**Available data:**
================

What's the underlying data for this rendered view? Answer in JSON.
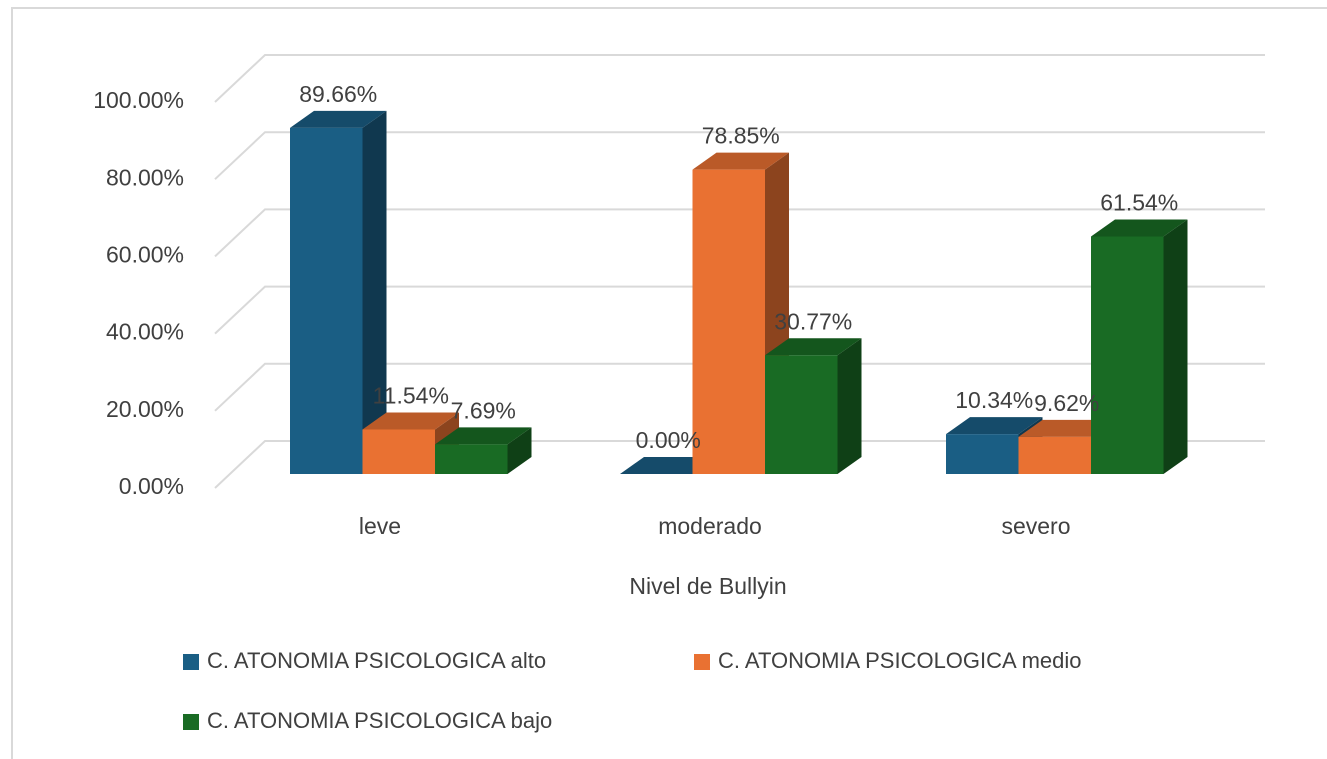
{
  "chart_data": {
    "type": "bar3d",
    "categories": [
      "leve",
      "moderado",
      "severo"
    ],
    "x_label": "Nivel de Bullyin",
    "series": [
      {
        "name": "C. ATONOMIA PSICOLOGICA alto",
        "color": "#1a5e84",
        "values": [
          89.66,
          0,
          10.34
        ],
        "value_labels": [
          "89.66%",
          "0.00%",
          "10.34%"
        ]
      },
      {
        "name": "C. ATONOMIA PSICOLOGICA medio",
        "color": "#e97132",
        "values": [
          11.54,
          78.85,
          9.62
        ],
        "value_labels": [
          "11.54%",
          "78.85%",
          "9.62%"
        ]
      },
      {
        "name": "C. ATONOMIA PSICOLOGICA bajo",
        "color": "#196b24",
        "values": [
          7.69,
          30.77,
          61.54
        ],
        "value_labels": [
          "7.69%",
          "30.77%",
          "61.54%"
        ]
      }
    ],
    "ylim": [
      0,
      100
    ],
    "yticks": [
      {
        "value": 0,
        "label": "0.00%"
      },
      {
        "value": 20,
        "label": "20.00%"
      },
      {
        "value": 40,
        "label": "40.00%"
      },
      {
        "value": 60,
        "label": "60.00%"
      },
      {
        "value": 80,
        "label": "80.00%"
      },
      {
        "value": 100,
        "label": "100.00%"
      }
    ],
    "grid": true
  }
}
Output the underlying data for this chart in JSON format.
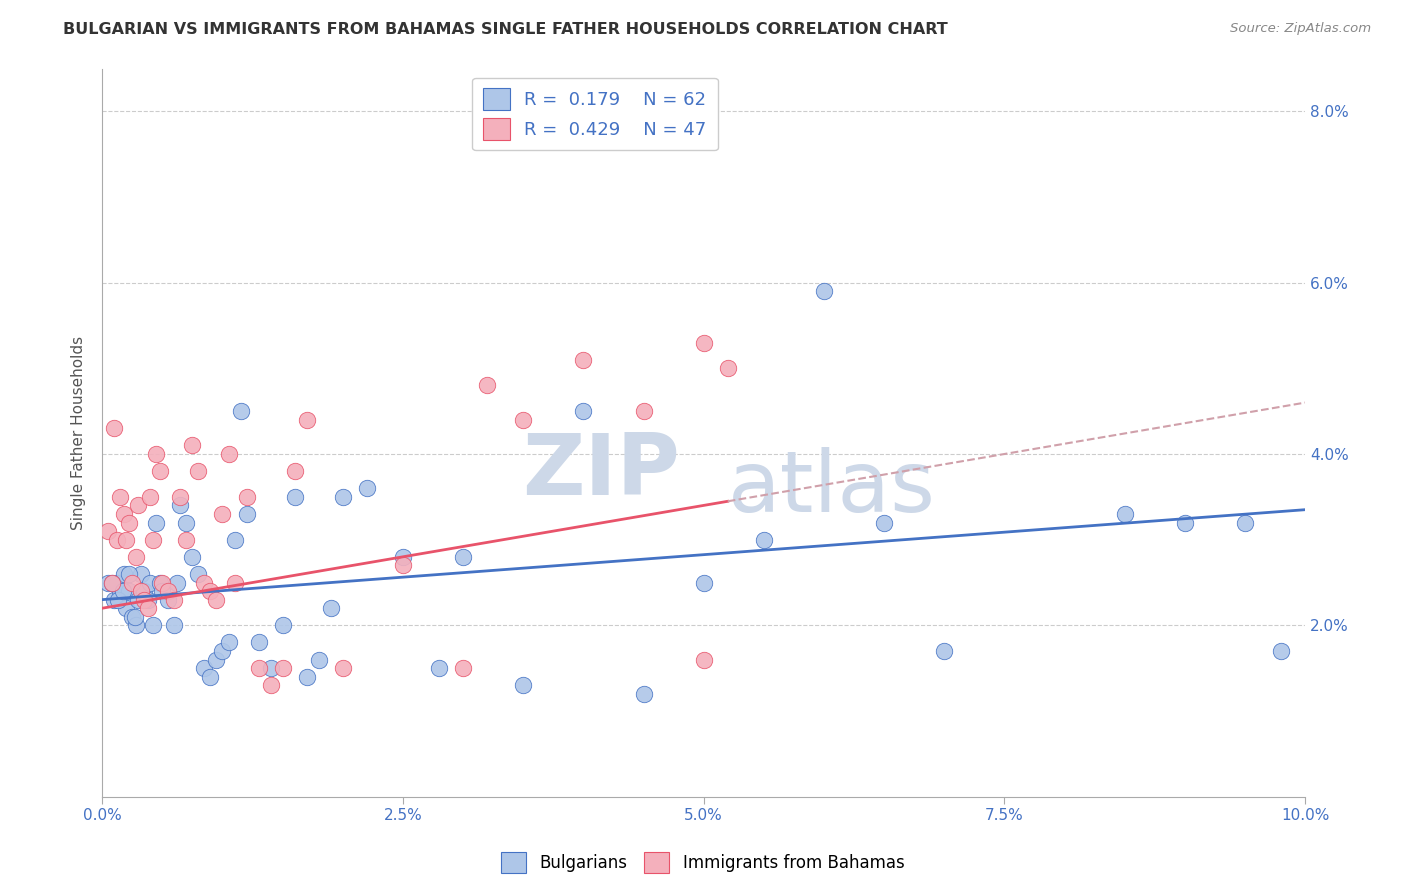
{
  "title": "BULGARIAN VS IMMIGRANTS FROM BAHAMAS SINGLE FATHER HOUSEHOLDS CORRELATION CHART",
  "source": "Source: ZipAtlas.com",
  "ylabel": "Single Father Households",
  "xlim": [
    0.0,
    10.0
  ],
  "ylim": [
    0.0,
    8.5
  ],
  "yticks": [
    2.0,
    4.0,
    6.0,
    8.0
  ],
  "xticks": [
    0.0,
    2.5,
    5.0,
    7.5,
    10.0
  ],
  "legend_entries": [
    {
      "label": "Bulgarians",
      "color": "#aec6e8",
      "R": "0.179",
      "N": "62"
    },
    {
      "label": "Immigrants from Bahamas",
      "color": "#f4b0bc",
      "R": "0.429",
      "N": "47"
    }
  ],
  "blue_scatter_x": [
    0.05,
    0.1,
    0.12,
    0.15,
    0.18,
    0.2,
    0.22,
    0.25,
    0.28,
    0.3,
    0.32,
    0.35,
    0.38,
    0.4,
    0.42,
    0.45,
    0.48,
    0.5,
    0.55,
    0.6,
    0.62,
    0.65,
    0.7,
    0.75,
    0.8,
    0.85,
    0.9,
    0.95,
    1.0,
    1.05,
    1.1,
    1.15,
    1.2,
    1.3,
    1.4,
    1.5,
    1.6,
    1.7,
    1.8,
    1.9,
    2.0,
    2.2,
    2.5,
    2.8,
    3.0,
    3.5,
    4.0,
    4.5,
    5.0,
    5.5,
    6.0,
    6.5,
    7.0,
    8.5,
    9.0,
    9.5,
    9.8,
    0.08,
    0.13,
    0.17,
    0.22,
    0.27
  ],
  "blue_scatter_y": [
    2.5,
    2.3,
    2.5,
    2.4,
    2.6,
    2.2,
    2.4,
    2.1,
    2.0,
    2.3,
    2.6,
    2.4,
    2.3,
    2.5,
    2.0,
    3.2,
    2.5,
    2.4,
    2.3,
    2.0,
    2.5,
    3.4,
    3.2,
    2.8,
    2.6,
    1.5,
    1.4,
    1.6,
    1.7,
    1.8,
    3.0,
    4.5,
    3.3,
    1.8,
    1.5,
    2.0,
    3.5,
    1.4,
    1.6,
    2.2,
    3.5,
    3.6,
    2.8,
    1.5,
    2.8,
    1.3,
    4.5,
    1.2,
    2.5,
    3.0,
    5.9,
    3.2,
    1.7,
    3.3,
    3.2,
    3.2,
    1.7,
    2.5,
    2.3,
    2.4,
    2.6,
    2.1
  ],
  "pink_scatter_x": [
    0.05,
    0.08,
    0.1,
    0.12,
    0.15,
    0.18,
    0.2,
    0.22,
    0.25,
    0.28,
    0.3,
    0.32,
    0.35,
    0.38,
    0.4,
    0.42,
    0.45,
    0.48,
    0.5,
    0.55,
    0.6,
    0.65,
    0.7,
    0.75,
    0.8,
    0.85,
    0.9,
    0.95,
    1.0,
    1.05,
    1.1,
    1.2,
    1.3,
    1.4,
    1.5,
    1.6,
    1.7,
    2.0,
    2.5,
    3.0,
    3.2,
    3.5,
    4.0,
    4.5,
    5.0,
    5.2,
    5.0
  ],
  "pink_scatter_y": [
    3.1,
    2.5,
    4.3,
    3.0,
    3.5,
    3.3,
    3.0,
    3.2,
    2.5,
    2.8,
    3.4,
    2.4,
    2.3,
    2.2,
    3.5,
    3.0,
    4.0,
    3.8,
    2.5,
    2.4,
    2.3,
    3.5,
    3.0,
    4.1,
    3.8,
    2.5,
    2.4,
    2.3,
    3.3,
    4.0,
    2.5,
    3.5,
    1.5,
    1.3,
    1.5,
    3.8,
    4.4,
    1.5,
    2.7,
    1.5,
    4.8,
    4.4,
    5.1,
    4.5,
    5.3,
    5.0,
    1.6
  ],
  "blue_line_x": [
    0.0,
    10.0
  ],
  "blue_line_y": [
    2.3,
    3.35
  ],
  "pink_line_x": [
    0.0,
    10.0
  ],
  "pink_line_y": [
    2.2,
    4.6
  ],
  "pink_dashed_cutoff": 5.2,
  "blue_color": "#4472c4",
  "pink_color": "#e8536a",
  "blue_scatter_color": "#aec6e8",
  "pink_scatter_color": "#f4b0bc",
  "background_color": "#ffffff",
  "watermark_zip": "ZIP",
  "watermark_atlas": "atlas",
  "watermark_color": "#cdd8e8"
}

================

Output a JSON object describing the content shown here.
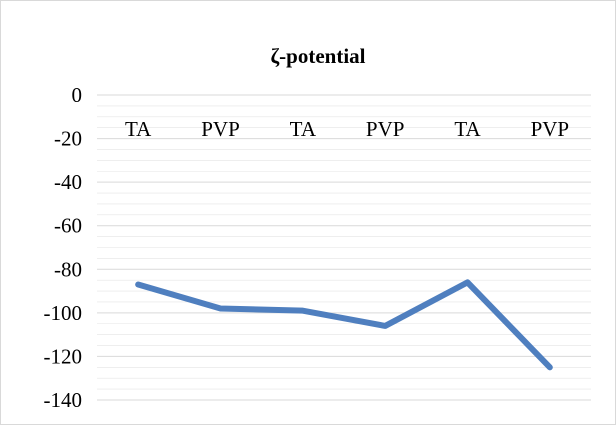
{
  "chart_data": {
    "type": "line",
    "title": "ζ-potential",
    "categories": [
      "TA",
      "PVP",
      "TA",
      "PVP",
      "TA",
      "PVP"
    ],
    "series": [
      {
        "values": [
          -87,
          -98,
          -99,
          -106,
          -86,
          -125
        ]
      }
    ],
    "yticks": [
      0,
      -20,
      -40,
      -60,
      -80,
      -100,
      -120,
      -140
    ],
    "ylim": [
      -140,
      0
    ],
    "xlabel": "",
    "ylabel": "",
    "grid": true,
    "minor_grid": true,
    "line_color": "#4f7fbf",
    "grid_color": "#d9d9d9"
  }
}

================

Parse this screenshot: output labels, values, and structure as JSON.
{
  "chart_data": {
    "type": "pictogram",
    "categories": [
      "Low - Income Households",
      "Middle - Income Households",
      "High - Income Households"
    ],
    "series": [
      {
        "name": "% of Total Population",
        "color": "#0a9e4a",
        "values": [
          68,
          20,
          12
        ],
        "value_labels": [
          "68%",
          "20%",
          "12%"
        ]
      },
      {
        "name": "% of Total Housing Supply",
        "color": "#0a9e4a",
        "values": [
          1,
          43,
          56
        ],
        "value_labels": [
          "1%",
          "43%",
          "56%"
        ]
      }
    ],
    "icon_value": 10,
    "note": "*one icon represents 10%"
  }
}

================

**Task prompt:**
Check each line above for the string "Income" and show the ones that have it.

**Expected answer:**
      "Low - Income Households",
      "Middle - Income Households",
      "High - Income Households"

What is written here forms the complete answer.